Data records
══════════════════════════════

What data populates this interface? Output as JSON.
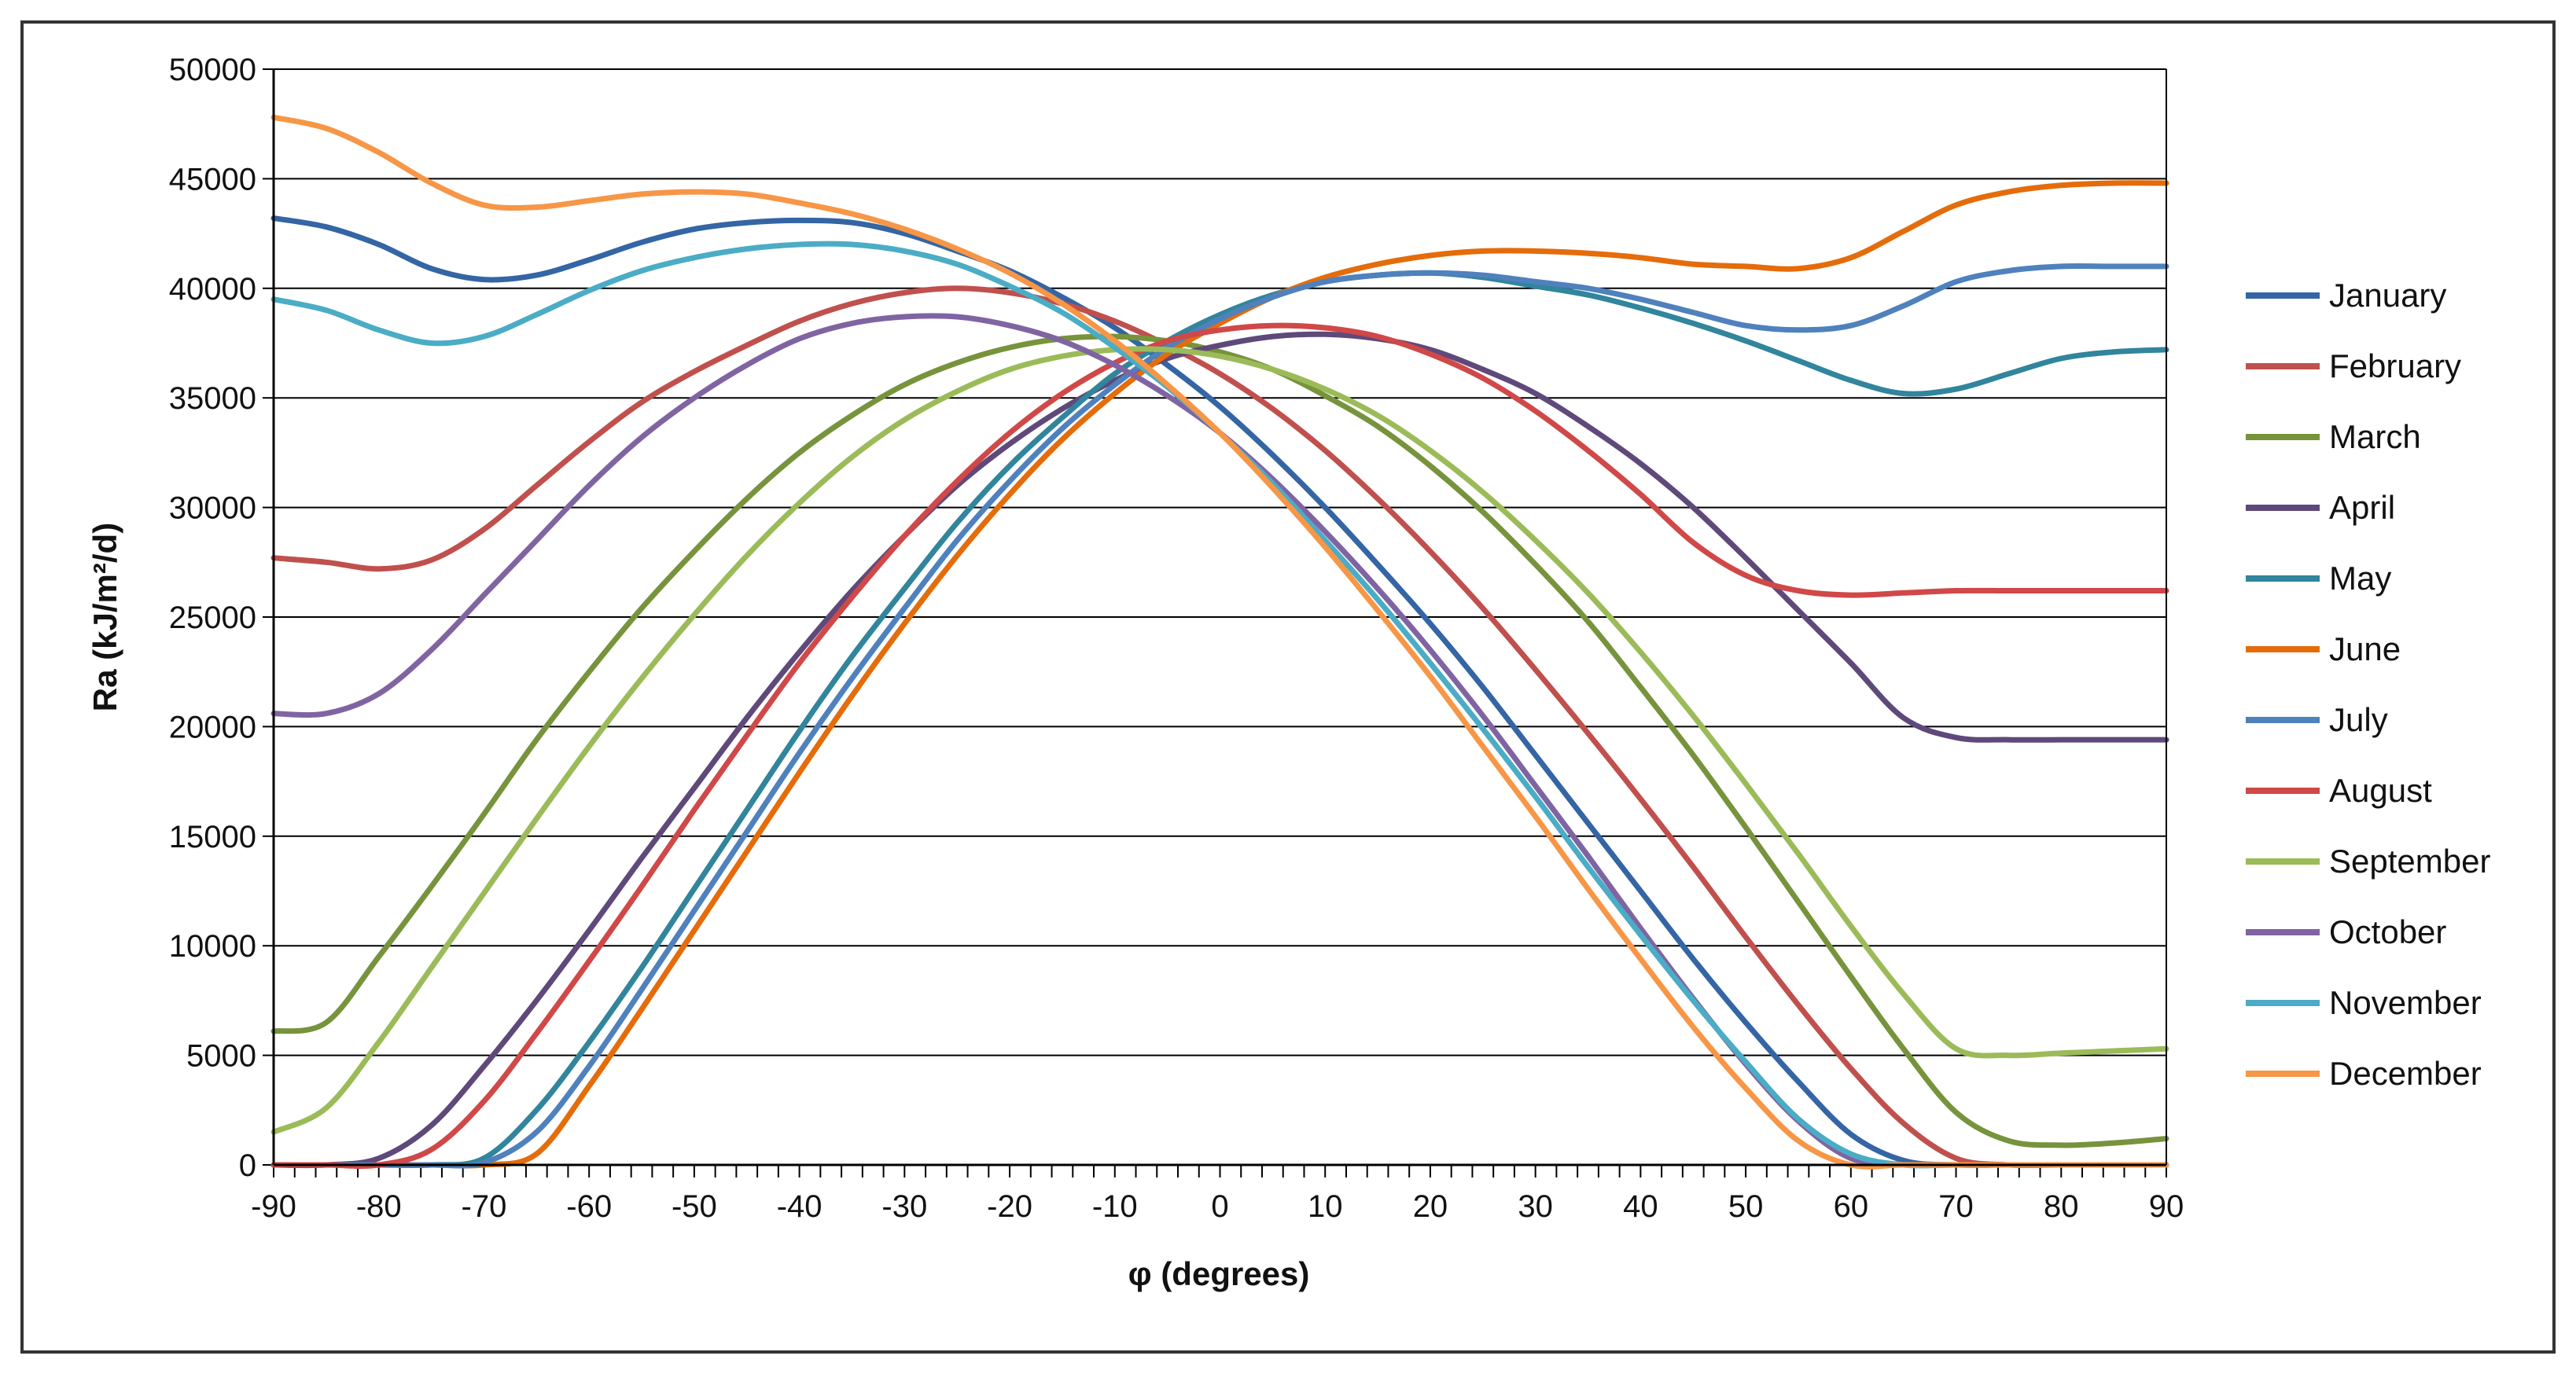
{
  "chart_data": {
    "type": "line",
    "title": "",
    "xlabel": "φ (degrees)",
    "ylabel": "Ra (kJ/m²/d)",
    "xlim": [
      -90,
      90
    ],
    "ylim": [
      0,
      50000
    ],
    "grid": "horizontal",
    "legend_position": "right",
    "x": [
      -90,
      -85,
      -80,
      -75,
      -70,
      -65,
      -60,
      -55,
      -50,
      -45,
      -40,
      -35,
      -30,
      -25,
      -20,
      -15,
      -10,
      -5,
      0,
      5,
      10,
      15,
      20,
      25,
      30,
      35,
      40,
      45,
      50,
      55,
      60,
      65,
      70,
      75,
      80,
      85,
      90
    ],
    "x_ticks": [
      "-90",
      "-80",
      "-70",
      "-60",
      "-50",
      "-40",
      "-30",
      "-20",
      "-10",
      "0",
      "10",
      "20",
      "30",
      "40",
      "50",
      "60",
      "70",
      "80",
      "90"
    ],
    "y_ticks": [
      "0",
      "5000",
      "10000",
      "15000",
      "20000",
      "25000",
      "30000",
      "35000",
      "40000",
      "45000",
      "50000"
    ],
    "series": [
      {
        "name": "January",
        "color": "#3465a4",
        "values": [
          43200,
          42800,
          42000,
          40900,
          40400,
          40600,
          41300,
          42100,
          42700,
          43000,
          43100,
          43000,
          42500,
          41700,
          40800,
          39600,
          38200,
          36500,
          34600,
          32400,
          30000,
          27400,
          24700,
          21800,
          18700,
          15600,
          12500,
          9400,
          6500,
          3800,
          1400,
          200,
          0,
          0,
          0,
          0,
          0
        ]
      },
      {
        "name": "February",
        "color": "#c0504d",
        "values": [
          27700,
          27500,
          27200,
          27600,
          29000,
          31000,
          33000,
          34800,
          36200,
          37400,
          38500,
          39300,
          39800,
          40000,
          39800,
          39300,
          38500,
          37400,
          36100,
          34500,
          32600,
          30400,
          28000,
          25400,
          22600,
          19700,
          16700,
          13600,
          10400,
          7300,
          4400,
          1900,
          300,
          0,
          0,
          0,
          0
        ]
      },
      {
        "name": "March",
        "color": "#77933c",
        "values": [
          6100,
          6500,
          9500,
          12700,
          16000,
          19400,
          22500,
          25400,
          28000,
          30400,
          32500,
          34200,
          35600,
          36600,
          37300,
          37700,
          37800,
          37600,
          37100,
          36300,
          35100,
          33700,
          31900,
          29800,
          27400,
          24800,
          21800,
          18700,
          15400,
          12000,
          8600,
          5300,
          2400,
          1100,
          900,
          1000,
          1200
        ]
      },
      {
        "name": "April",
        "color": "#5f497a",
        "values": [
          0,
          0,
          300,
          1800,
          4500,
          7500,
          10700,
          14000,
          17200,
          20400,
          23400,
          26200,
          28700,
          31000,
          32900,
          34500,
          35800,
          36800,
          37400,
          37800,
          37900,
          37700,
          37200,
          36300,
          35200,
          33700,
          32000,
          30000,
          27700,
          25300,
          22900,
          20400,
          19500,
          19400,
          19400,
          19400,
          19400
        ]
      },
      {
        "name": "May",
        "color": "#31859c",
        "values": [
          0,
          0,
          0,
          0,
          300,
          2500,
          5600,
          9000,
          12600,
          16200,
          19800,
          23200,
          26300,
          29300,
          31900,
          34100,
          36100,
          37600,
          38800,
          39700,
          40300,
          40600,
          40700,
          40500,
          40100,
          39700,
          39100,
          38400,
          37600,
          36700,
          35800,
          35200,
          35400,
          36100,
          36800,
          37100,
          37200
        ]
      },
      {
        "name": "June",
        "color": "#e46c0a",
        "values": [
          0,
          0,
          0,
          0,
          0,
          500,
          3600,
          7100,
          10700,
          14300,
          17900,
          21400,
          24700,
          27800,
          30600,
          33100,
          35200,
          37000,
          38400,
          39600,
          40500,
          41100,
          41500,
          41700,
          41700,
          41600,
          41400,
          41100,
          41000,
          40900,
          41400,
          42600,
          43800,
          44400,
          44700,
          44800,
          44800
        ]
      },
      {
        "name": "July",
        "color": "#4f81bd",
        "values": [
          0,
          0,
          0,
          0,
          100,
          1500,
          4500,
          8000,
          11600,
          15200,
          18800,
          22200,
          25400,
          28500,
          31200,
          33600,
          35600,
          37300,
          38600,
          39600,
          40300,
          40600,
          40700,
          40600,
          40300,
          40000,
          39500,
          38900,
          38300,
          38100,
          38300,
          39200,
          40300,
          40800,
          41000,
          41000,
          41000
        ]
      },
      {
        "name": "August",
        "color": "#d04848",
        "values": [
          0,
          0,
          0,
          700,
          2900,
          6000,
          9300,
          12700,
          16200,
          19600,
          22900,
          25900,
          28700,
          31200,
          33400,
          35200,
          36600,
          37600,
          38100,
          38300,
          38200,
          37800,
          37000,
          35900,
          34400,
          32600,
          30600,
          28400,
          26900,
          26200,
          26000,
          26100,
          26200,
          26200,
          26200,
          26200,
          26200
        ]
      },
      {
        "name": "September",
        "color": "#9bbb59",
        "values": [
          1500,
          2600,
          5600,
          9000,
          12400,
          15800,
          19100,
          22200,
          25100,
          27800,
          30200,
          32300,
          34000,
          35300,
          36300,
          36900,
          37200,
          37200,
          36900,
          36300,
          35400,
          34200,
          32600,
          30700,
          28500,
          26100,
          23400,
          20500,
          17400,
          14200,
          10900,
          7800,
          5300,
          5000,
          5100,
          5200,
          5300
        ]
      },
      {
        "name": "October",
        "color": "#8064a2",
        "values": [
          20600,
          20600,
          21500,
          23500,
          26000,
          28500,
          31000,
          33200,
          35000,
          36500,
          37700,
          38400,
          38700,
          38700,
          38300,
          37600,
          36500,
          35100,
          33400,
          31300,
          28900,
          26300,
          23500,
          20500,
          17300,
          14100,
          10800,
          7600,
          4600,
          2000,
          300,
          0,
          0,
          0,
          0,
          0,
          0
        ]
      },
      {
        "name": "November",
        "color": "#4bacc6",
        "values": [
          39500,
          39000,
          38100,
          37500,
          37800,
          38800,
          39900,
          40800,
          41400,
          41800,
          42000,
          42000,
          41700,
          41100,
          40100,
          38900,
          37300,
          35500,
          33400,
          31100,
          28500,
          25800,
          22900,
          19900,
          16800,
          13600,
          10500,
          7500,
          4700,
          2100,
          500,
          0,
          0,
          0,
          0,
          0,
          0
        ]
      },
      {
        "name": "December",
        "color": "#f79646",
        "values": [
          47800,
          47300,
          46200,
          44800,
          43800,
          43700,
          44000,
          44300,
          44400,
          44300,
          43900,
          43400,
          42700,
          41800,
          40700,
          39300,
          37600,
          35600,
          33400,
          30900,
          28200,
          25300,
          22300,
          19100,
          15900,
          12600,
          9400,
          6300,
          3500,
          1100,
          0,
          0,
          0,
          0,
          0,
          0,
          0
        ]
      }
    ]
  }
}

══════════════════════════════

Isolate the lines above that contain the word "name" and copy them.

        "name": "January",
        "name": "February",
        "name": "March",
        "name": "April",
        "name": "May",
        "name": "June",
        "name": "July",
        "name": "August",
        "name": "September",
        "name": "October",
        "name": "November",
        "name": "December",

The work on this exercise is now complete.